> _Records from a data source_:

☆ ☆ ☆

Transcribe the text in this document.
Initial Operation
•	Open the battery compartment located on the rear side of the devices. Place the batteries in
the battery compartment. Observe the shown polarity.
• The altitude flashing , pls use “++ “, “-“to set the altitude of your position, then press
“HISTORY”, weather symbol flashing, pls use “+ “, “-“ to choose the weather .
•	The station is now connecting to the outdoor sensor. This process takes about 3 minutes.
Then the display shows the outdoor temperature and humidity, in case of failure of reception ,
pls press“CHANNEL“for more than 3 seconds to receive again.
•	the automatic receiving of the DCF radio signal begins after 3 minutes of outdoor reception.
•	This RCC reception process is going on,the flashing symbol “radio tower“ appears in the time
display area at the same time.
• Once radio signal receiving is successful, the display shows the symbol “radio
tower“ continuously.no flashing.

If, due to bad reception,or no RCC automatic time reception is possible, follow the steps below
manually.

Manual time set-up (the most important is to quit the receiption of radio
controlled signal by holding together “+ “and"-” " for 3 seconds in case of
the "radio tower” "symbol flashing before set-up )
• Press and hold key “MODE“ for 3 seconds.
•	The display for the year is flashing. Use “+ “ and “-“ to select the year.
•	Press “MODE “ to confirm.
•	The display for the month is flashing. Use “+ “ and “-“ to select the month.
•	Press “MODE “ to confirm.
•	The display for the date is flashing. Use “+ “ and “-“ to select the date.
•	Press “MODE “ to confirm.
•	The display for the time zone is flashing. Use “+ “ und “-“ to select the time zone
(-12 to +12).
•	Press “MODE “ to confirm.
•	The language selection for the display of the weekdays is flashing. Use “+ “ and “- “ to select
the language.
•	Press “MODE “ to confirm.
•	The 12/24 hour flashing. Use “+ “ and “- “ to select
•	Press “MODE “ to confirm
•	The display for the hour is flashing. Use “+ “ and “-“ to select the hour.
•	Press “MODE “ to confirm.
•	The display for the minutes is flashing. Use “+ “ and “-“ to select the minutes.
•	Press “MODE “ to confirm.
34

☆ ☆ ☆

Extract, word for word, each line of the listing above.

Transcribe the text in this document.
Initial Operation
•	Open the battery compartment located on the rear side of the devices. Place the batteries in
the battery compartment. Observe the shown polarity.
• The altitude flashing , pls use “++ “, “-“to set the altitude of your position, then press
“HISTORY”, weather symbol flashing, pls use “+ “, “-“ to choose the weather .
•	The station is now connecting to the outdoor sensor. This process takes about 3 minutes.
Then the display shows the outdoor temperature and humidity, in case of failure of reception ,
pls press“CHANNEL“for more than 3 seconds to receive again.
•	the automatic receiving of the DCF radio signal begins after 3 minutes of outdoor reception.
•	This RCC reception process is going on,the flashing symbol “radio tower“ appears in the time
display area at the same time.
• Once radio signal receiving is successful, the display shows the symbol “radio
tower“ continuously.no flashing.

If, due to bad reception,or no RCC automatic time reception is possible, follow the steps below
manually.

Manual time set-up (the most important is to quit the receiption of radio
controlled signal by holding together “+ “and"-” " for 3 seconds in case of
the "radio tower” "symbol flashing before set-up )
• Press and hold key “MODE“ for 3 seconds.
•	The display for the year is flashing. Use “+ “ and “-“ to select the year.
•	Press “MODE “ to confirm.
•	The display for the month is flashing. Use “+ “ and “-“ to select the month.
•	Press “MODE “ to confirm.
•	The display for the date is flashing. Use “+ “ and “-“ to select the date.
•	Press “MODE “ to confirm.
•	The display for the time zone is flashing. Use “+ “ und “-“ to select the time zone
(-12 to +12).
•	Press “MODE “ to confirm.
•	The language selection for the display of the weekdays is flashing. Use “+ “ and “- “ to select
the language.
•	Press “MODE “ to confirm.
•	The 12/24 hour flashing. Use “+ “ and “- “ to select
•	Press “MODE “ to confirm
•	The display for the hour is flashing. Use “+ “ and “-“ to select the hour.
•	Press “MODE “ to confirm.
•	The display for the minutes is flashing. Use “+ “ and “-“ to select the minutes.
•	Press “MODE “ to confirm.
34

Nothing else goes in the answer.